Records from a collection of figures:
[Begin]
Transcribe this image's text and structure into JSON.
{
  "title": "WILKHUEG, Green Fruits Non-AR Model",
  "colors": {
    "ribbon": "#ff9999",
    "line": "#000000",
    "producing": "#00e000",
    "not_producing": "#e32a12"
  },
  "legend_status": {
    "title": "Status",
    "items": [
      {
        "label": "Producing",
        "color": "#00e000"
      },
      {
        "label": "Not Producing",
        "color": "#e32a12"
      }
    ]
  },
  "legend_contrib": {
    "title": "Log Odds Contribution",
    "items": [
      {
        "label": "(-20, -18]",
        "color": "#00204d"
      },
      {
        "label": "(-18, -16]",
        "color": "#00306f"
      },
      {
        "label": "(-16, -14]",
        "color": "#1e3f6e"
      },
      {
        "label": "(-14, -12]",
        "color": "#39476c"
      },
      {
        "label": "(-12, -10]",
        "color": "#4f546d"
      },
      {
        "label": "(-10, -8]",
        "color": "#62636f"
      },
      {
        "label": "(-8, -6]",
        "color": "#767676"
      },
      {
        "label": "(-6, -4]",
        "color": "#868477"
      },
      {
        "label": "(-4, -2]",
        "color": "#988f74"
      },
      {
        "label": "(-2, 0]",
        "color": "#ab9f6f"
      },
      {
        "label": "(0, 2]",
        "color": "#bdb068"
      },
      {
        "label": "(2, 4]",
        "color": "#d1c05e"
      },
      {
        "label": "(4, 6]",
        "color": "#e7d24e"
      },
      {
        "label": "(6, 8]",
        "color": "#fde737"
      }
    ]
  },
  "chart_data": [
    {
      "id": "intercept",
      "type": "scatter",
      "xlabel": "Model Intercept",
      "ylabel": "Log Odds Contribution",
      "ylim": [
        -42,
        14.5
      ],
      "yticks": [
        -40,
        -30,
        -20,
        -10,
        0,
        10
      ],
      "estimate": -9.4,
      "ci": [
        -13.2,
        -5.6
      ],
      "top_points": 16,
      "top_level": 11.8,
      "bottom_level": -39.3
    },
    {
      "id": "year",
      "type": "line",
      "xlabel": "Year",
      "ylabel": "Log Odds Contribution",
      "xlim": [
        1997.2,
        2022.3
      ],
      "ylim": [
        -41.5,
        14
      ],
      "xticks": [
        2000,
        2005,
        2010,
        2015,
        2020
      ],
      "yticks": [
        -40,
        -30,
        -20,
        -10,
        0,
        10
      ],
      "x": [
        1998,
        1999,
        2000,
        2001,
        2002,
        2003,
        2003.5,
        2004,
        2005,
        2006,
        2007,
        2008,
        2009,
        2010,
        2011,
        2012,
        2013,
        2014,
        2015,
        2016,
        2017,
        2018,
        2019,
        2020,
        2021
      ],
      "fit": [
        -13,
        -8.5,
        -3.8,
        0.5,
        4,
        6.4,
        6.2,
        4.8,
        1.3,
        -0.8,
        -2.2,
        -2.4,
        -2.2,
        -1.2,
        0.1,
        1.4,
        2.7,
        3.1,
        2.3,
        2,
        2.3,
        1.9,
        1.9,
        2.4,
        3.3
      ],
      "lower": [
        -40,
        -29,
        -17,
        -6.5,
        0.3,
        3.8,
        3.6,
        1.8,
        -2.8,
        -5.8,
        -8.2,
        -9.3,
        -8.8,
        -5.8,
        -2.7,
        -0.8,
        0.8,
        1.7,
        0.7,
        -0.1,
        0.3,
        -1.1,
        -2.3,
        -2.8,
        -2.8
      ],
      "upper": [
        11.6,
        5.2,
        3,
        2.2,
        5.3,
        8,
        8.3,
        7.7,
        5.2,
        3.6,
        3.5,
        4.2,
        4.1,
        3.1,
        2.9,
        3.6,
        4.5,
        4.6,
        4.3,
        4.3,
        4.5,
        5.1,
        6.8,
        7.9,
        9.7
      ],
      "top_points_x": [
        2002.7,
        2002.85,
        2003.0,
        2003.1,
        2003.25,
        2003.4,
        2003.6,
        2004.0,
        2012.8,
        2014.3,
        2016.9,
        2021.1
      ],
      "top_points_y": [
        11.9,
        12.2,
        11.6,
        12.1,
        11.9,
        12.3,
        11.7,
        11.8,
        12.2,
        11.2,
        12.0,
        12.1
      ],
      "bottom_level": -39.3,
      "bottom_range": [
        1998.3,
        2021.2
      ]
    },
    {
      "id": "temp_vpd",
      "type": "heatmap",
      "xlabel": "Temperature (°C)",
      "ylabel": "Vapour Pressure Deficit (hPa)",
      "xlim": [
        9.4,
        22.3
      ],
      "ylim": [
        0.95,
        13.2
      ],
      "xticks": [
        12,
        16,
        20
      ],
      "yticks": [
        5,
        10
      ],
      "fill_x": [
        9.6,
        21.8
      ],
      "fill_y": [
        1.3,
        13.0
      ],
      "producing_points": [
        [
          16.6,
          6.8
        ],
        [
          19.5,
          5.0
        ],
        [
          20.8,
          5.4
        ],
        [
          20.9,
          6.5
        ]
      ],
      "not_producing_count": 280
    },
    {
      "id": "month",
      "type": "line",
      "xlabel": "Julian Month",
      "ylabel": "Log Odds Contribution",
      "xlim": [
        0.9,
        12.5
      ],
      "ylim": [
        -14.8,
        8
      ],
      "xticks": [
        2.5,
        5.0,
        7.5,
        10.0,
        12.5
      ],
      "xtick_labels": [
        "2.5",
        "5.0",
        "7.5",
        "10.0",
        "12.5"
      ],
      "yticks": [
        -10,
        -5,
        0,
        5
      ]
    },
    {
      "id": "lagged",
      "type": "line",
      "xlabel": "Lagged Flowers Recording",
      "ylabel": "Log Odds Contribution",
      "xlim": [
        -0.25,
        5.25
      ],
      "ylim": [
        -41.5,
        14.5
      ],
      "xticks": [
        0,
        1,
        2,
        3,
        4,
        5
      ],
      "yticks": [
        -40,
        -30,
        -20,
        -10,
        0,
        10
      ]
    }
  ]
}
[End]
| Problem |
Copy every line verbatim.

| Output |
Transcribe this image's text and structure into JSON.
{
  "title": "WILKHUEG, Green Fruits Non-AR Model",
  "colors": {
    "ribbon": "#ff9999",
    "line": "#000000",
    "producing": "#00e000",
    "not_producing": "#e32a12"
  },
  "legend_status": {
    "title": "Status",
    "items": [
      {
        "label": "Producing",
        "color": "#00e000"
      },
      {
        "label": "Not Producing",
        "color": "#e32a12"
      }
    ]
  },
  "legend_contrib": {
    "title": "Log Odds Contribution",
    "items": [
      {
        "label": "(-20, -18]",
        "color": "#00204d"
      },
      {
        "label": "(-18, -16]",
        "color": "#00306f"
      },
      {
        "label": "(-16, -14]",
        "color": "#1e3f6e"
      },
      {
        "label": "(-14, -12]",
        "color": "#39476c"
      },
      {
        "label": "(-12, -10]",
        "color": "#4f546d"
      },
      {
        "label": "(-10, -8]",
        "color": "#62636f"
      },
      {
        "label": "(-8, -6]",
        "color": "#767676"
      },
      {
        "label": "(-6, -4]",
        "color": "#868477"
      },
      {
        "label": "(-4, -2]",
        "color": "#988f74"
      },
      {
        "label": "(-2, 0]",
        "color": "#ab9f6f"
      },
      {
        "label": "(0, 2]",
        "color": "#bdb068"
      },
      {
        "label": "(2, 4]",
        "color": "#d1c05e"
      },
      {
        "label": "(4, 6]",
        "color": "#e7d24e"
      },
      {
        "label": "(6, 8]",
        "color": "#fde737"
      }
    ]
  },
  "chart_data": [
    {
      "id": "intercept",
      "type": "scatter",
      "xlabel": "Model Intercept",
      "ylabel": "Log Odds Contribution",
      "ylim": [
        -42,
        14.5
      ],
      "yticks": [
        -40,
        -30,
        -20,
        -10,
        0,
        10
      ],
      "estimate": -9.4,
      "ci": [
        -13.2,
        -5.6
      ],
      "top_points": 16,
      "top_level": 11.8,
      "bottom_level": -39.3
    },
    {
      "id": "year",
      "type": "line",
      "xlabel": "Year",
      "ylabel": "Log Odds Contribution",
      "xlim": [
        1997.2,
        2022.3
      ],
      "ylim": [
        -41.5,
        14
      ],
      "xticks": [
        2000,
        2005,
        2010,
        2015,
        2020
      ],
      "yticks": [
        -40,
        -30,
        -20,
        -10,
        0,
        10
      ],
      "x": [
        1998,
        1999,
        2000,
        2001,
        2002,
        2003,
        2003.5,
        2004,
        2005,
        2006,
        2007,
        2008,
        2009,
        2010,
        2011,
        2012,
        2013,
        2014,
        2015,
        2016,
        2017,
        2018,
        2019,
        2020,
        2021
      ],
      "fit": [
        -13,
        -8.5,
        -3.8,
        0.5,
        4,
        6.4,
        6.2,
        4.8,
        1.3,
        -0.8,
        -2.2,
        -2.4,
        -2.2,
        -1.2,
        0.1,
        1.4,
        2.7,
        3.1,
        2.3,
        2,
        2.3,
        1.9,
        1.9,
        2.4,
        3.3
      ],
      "lower": [
        -40,
        -29,
        -17,
        -6.5,
        0.3,
        3.8,
        3.6,
        1.8,
        -2.8,
        -5.8,
        -8.2,
        -9.3,
        -8.8,
        -5.8,
        -2.7,
        -0.8,
        0.8,
        1.7,
        0.7,
        -0.1,
        0.3,
        -1.1,
        -2.3,
        -2.8,
        -2.8
      ],
      "upper": [
        11.6,
        5.2,
        3,
        2.2,
        5.3,
        8,
        8.3,
        7.7,
        5.2,
        3.6,
        3.5,
        4.2,
        4.1,
        3.1,
        2.9,
        3.6,
        4.5,
        4.6,
        4.3,
        4.3,
        4.5,
        5.1,
        6.8,
        7.9,
        9.7
      ],
      "top_points_x": [
        2002.7,
        2002.85,
        2003.0,
        2003.1,
        2003.25,
        2003.4,
        2003.6,
        2004.0,
        2012.8,
        2014.3,
        2016.9,
        2021.1
      ],
      "top_points_y": [
        11.9,
        12.2,
        11.6,
        12.1,
        11.9,
        12.3,
        11.7,
        11.8,
        12.2,
        11.2,
        12.0,
        12.1
      ],
      "bottom_level": -39.3,
      "bottom_range": [
        1998.3,
        2021.2
      ]
    },
    {
      "id": "temp_vpd",
      "type": "heatmap",
      "xlabel": "Temperature (°C)",
      "ylabel": "Vapour Pressure Deficit (hPa)",
      "xlim": [
        9.4,
        22.3
      ],
      "ylim": [
        0.95,
        13.2
      ],
      "xticks": [
        12,
        16,
        20
      ],
      "yticks": [
        5,
        10
      ],
      "fill_x": [
        9.6,
        21.8
      ],
      "fill_y": [
        1.3,
        13.0
      ],
      "producing_points": [
        [
          16.6,
          6.8
        ],
        [
          19.5,
          5.0
        ],
        [
          20.8,
          5.4
        ],
        [
          20.9,
          6.5
        ]
      ],
      "not_producing_count": 280
    },
    {
      "id": "month",
      "type": "line",
      "xlabel": "Julian Month",
      "ylabel": "Log Odds Contribution",
      "xlim": [
        0.9,
        12.5
      ],
      "ylim": [
        -14.8,
        8
      ],
      "xticks": [
        2.5,
        5.0,
        7.5,
        10.0,
        12.5
      ],
      "xtick_labels": [
        "2.5",
        "5.0",
        "7.5",
        "10.0",
        "12.5"
      ],
      "yticks": [
        -10,
        -5,
        0,
        5
      ]
    },
    {
      "id": "lagged",
      "type": "line",
      "xlabel": "Lagged Flowers Recording",
      "ylabel": "Log Odds Contribution",
      "xlim": [
        -0.25,
        5.25
      ],
      "ylim": [
        -41.5,
        14.5
      ],
      "xticks": [
        0,
        1,
        2,
        3,
        4,
        5
      ],
      "yticks": [
        -40,
        -30,
        -20,
        -10,
        0,
        10
      ]
    }
  ]
}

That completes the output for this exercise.